▸ Task prompt:
From the entries provided below, copy each line that contains the word "виде".
(begin)
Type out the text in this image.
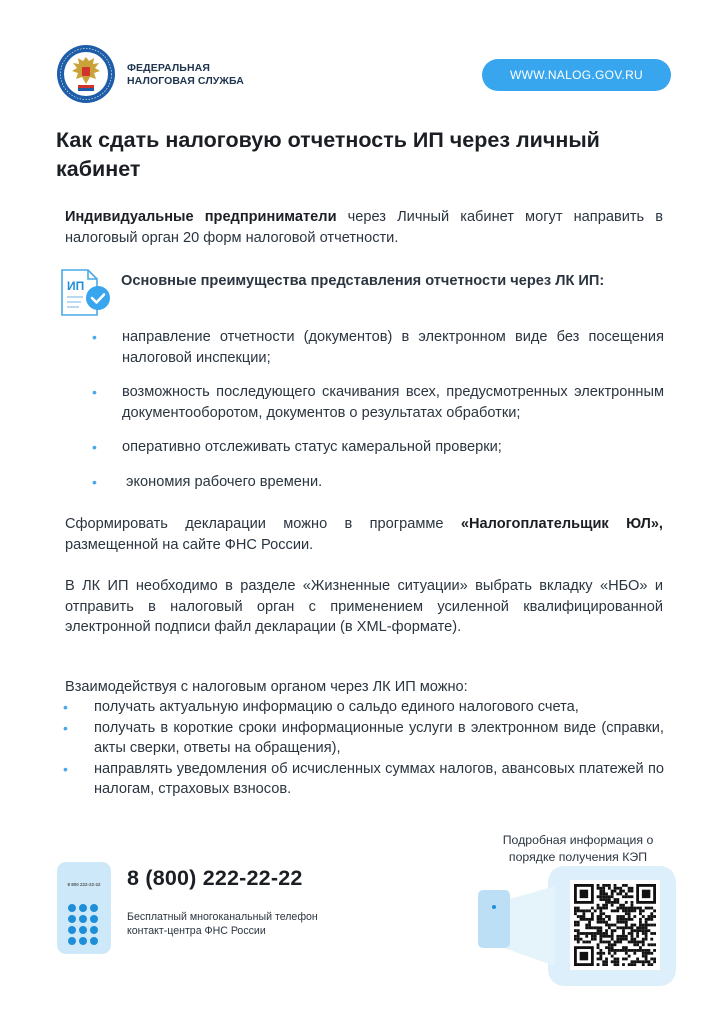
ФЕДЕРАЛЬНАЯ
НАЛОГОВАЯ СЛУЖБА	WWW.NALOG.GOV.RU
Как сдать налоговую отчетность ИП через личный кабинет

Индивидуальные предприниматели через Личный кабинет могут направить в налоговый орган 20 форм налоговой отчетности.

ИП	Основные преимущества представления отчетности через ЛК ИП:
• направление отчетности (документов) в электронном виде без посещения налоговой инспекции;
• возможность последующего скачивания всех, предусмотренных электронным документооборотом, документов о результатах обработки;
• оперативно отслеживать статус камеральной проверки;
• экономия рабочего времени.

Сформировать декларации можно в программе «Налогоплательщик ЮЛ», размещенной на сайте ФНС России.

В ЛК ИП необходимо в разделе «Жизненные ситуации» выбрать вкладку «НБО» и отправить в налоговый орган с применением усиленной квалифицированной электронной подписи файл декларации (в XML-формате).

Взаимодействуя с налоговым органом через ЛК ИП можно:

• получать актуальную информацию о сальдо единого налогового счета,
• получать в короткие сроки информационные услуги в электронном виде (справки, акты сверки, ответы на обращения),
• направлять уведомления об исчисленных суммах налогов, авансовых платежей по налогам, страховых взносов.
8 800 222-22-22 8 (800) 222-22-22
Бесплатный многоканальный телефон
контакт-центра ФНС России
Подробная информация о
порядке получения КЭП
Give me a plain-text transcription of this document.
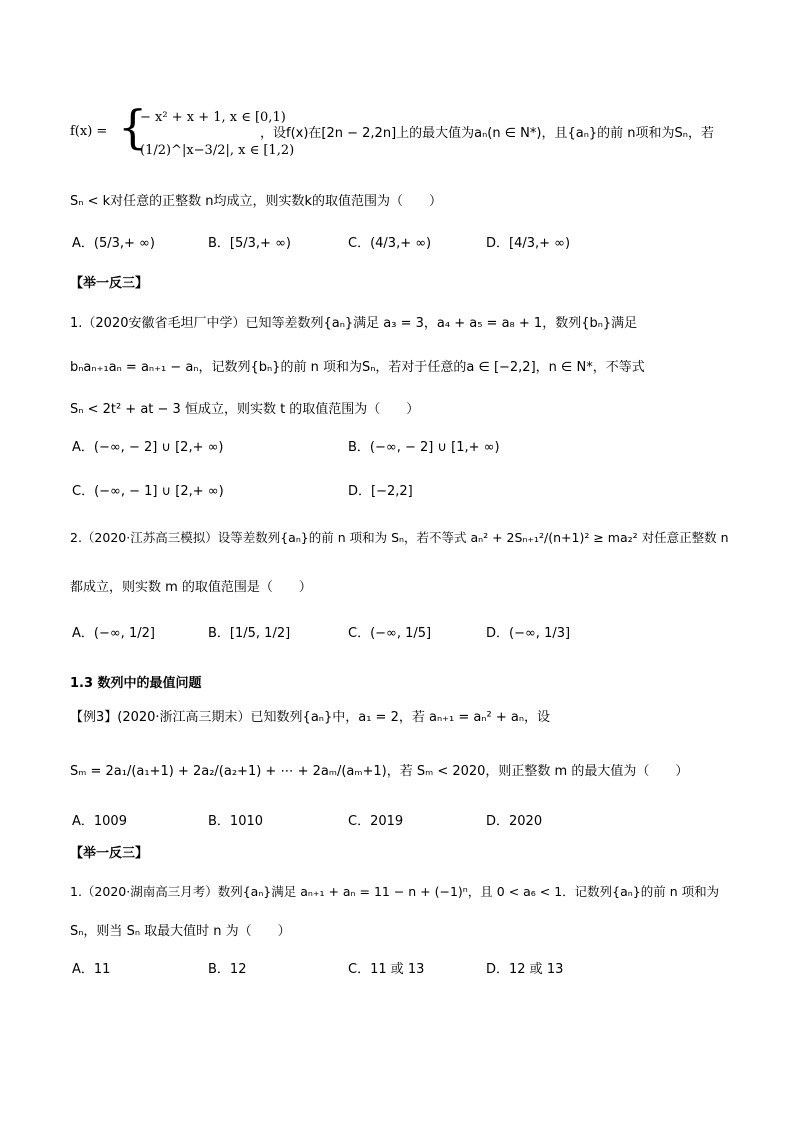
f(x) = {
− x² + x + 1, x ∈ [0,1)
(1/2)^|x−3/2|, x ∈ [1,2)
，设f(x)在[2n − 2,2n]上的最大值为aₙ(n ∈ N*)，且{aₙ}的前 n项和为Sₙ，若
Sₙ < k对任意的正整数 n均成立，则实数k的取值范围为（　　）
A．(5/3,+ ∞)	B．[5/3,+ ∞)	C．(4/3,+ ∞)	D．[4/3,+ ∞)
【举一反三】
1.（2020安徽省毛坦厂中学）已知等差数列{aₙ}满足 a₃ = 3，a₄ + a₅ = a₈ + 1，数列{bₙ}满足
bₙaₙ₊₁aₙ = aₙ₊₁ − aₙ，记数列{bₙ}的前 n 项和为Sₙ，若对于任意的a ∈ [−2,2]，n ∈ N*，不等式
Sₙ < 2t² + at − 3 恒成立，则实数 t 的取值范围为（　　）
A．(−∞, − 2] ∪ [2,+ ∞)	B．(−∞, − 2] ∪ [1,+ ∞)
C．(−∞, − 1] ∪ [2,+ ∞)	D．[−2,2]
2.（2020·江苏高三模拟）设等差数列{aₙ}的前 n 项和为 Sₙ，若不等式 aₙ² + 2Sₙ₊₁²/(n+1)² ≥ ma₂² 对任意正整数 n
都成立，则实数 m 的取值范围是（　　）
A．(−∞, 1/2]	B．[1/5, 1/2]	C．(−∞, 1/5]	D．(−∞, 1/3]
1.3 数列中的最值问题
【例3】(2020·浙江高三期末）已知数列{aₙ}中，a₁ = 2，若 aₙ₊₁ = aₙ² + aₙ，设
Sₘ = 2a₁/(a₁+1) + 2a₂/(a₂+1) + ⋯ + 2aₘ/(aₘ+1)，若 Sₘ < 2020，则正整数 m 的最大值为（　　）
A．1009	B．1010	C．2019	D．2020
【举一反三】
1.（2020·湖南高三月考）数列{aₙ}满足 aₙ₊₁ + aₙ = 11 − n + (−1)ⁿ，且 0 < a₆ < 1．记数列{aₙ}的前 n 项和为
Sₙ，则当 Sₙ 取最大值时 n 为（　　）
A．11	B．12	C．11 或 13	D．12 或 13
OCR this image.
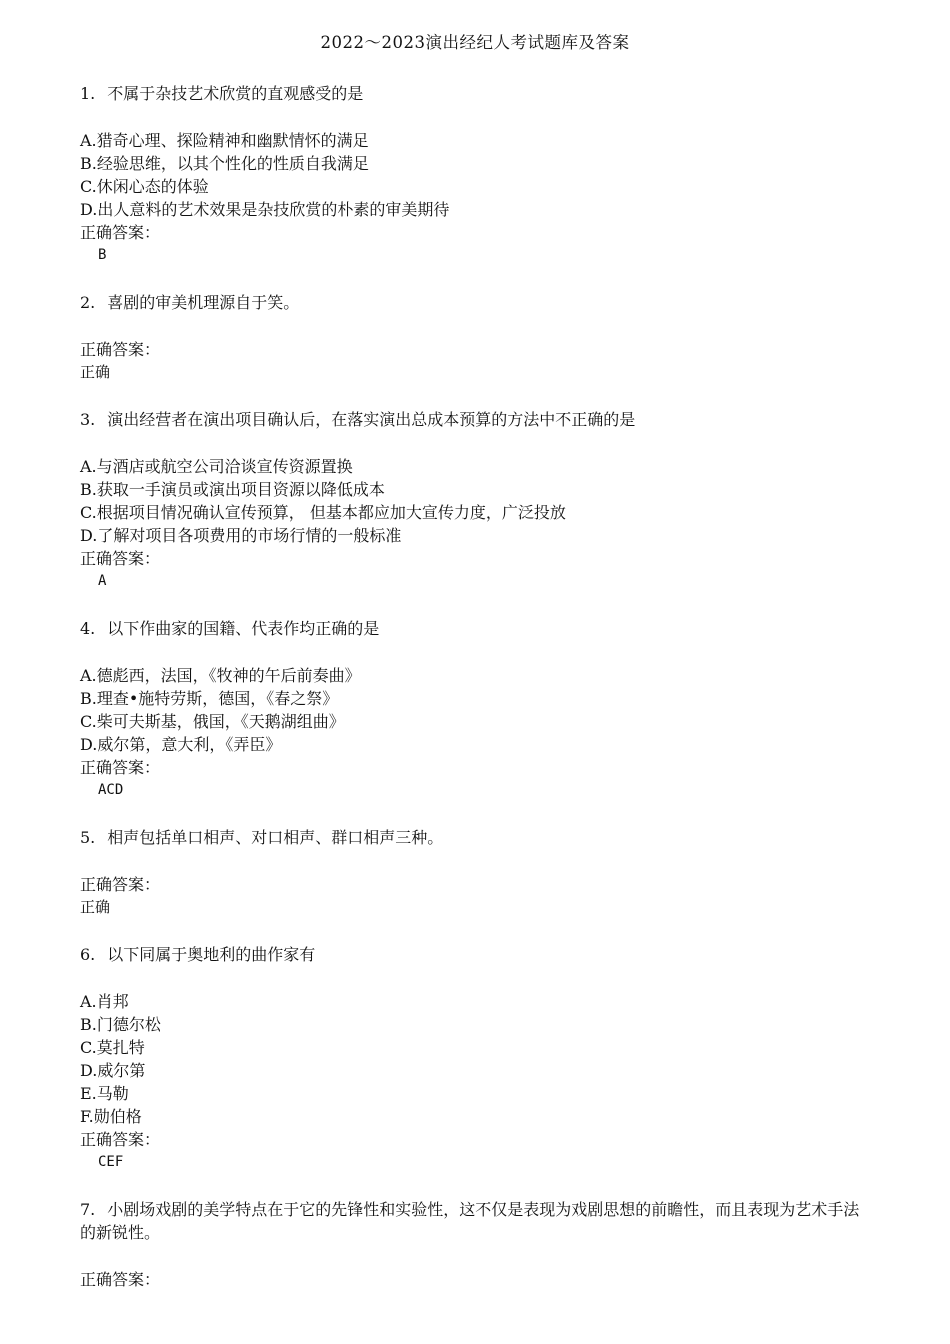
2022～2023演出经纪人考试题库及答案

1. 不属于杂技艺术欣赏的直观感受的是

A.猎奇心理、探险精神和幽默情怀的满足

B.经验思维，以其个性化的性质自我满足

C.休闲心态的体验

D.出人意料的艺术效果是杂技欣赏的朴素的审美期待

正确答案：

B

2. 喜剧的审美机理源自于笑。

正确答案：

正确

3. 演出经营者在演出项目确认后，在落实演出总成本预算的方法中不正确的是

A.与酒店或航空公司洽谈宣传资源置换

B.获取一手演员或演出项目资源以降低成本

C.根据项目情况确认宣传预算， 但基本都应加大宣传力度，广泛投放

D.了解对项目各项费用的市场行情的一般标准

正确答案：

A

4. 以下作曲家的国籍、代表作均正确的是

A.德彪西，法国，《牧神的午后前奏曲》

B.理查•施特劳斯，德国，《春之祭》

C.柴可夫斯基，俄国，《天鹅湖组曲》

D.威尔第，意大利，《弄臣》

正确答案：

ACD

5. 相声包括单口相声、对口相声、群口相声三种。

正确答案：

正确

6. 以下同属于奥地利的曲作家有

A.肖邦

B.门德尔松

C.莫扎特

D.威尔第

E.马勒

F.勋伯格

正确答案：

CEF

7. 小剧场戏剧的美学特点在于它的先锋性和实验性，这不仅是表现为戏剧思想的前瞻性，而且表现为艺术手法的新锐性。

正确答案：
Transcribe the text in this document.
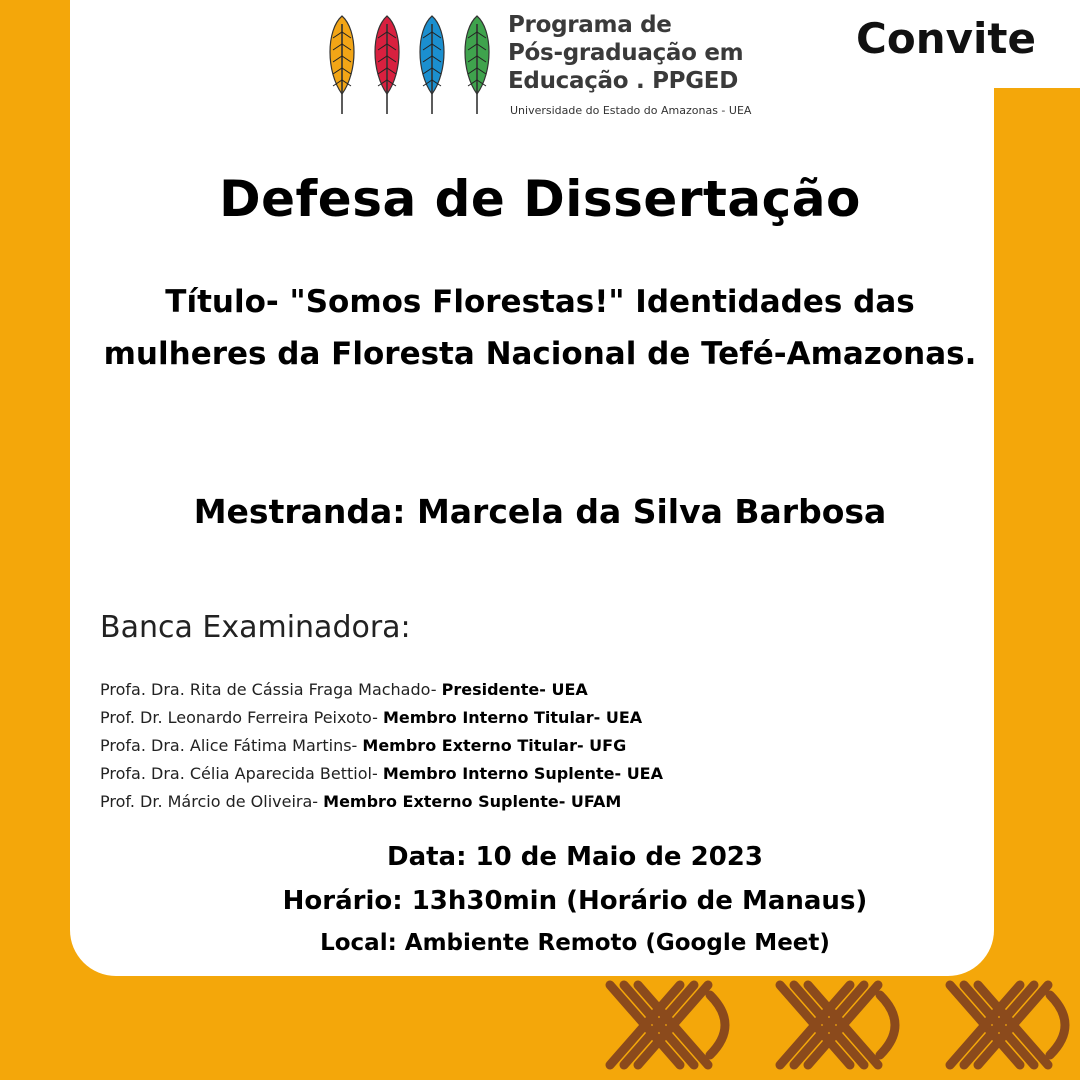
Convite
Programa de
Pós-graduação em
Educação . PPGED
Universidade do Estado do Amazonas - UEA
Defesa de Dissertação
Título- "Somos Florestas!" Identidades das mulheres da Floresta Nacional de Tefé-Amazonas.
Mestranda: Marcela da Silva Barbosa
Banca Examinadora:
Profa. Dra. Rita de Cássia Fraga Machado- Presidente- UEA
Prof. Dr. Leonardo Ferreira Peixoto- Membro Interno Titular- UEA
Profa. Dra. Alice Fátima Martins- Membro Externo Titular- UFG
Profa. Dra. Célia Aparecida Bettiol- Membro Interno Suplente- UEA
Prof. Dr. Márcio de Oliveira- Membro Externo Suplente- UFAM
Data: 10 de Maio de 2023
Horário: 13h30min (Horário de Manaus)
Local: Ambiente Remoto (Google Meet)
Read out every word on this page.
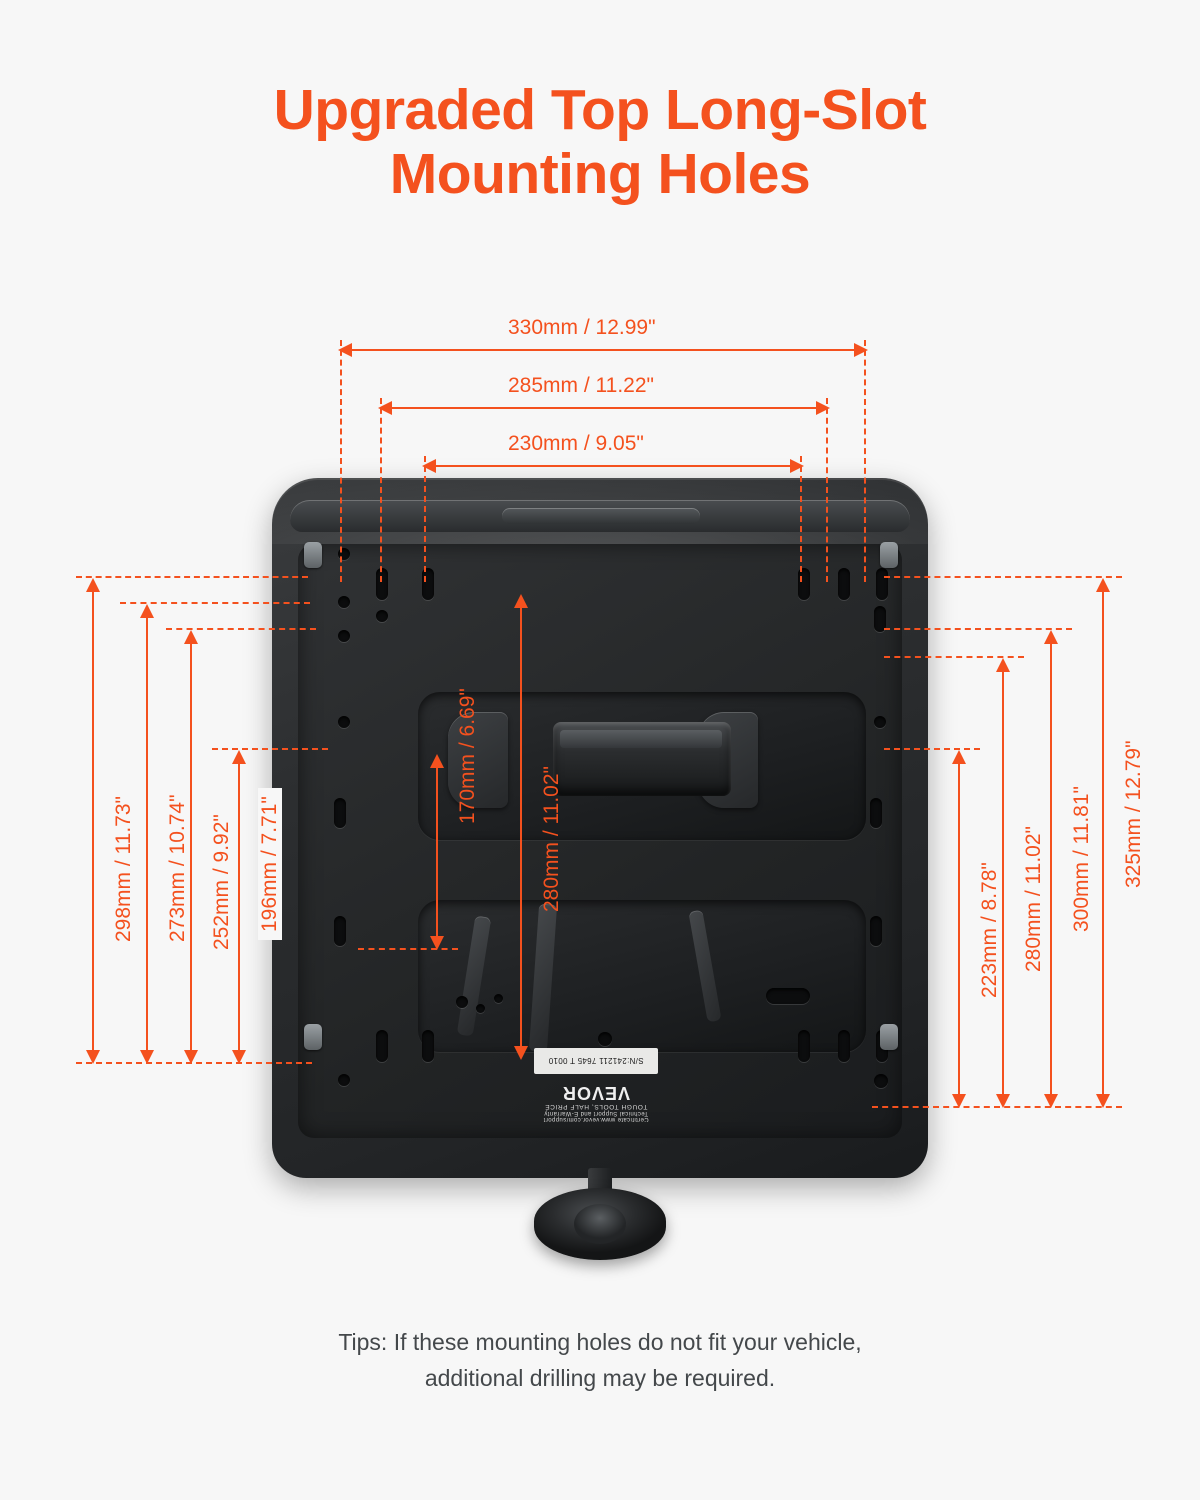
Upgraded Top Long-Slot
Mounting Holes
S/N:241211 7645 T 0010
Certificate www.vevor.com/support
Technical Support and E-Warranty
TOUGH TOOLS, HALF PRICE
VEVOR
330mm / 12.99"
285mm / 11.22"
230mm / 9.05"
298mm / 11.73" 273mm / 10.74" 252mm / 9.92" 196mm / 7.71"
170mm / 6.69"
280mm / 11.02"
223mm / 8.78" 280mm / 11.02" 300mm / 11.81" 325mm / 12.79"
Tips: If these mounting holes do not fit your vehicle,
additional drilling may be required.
(end)
▸ Task answer:
• направление отчетности (документов) в электронном виде без посещения налоговой инспекции;
• получать в короткие сроки информационные услуги в электронном виде (справки, акты сверки, ответы на обращения),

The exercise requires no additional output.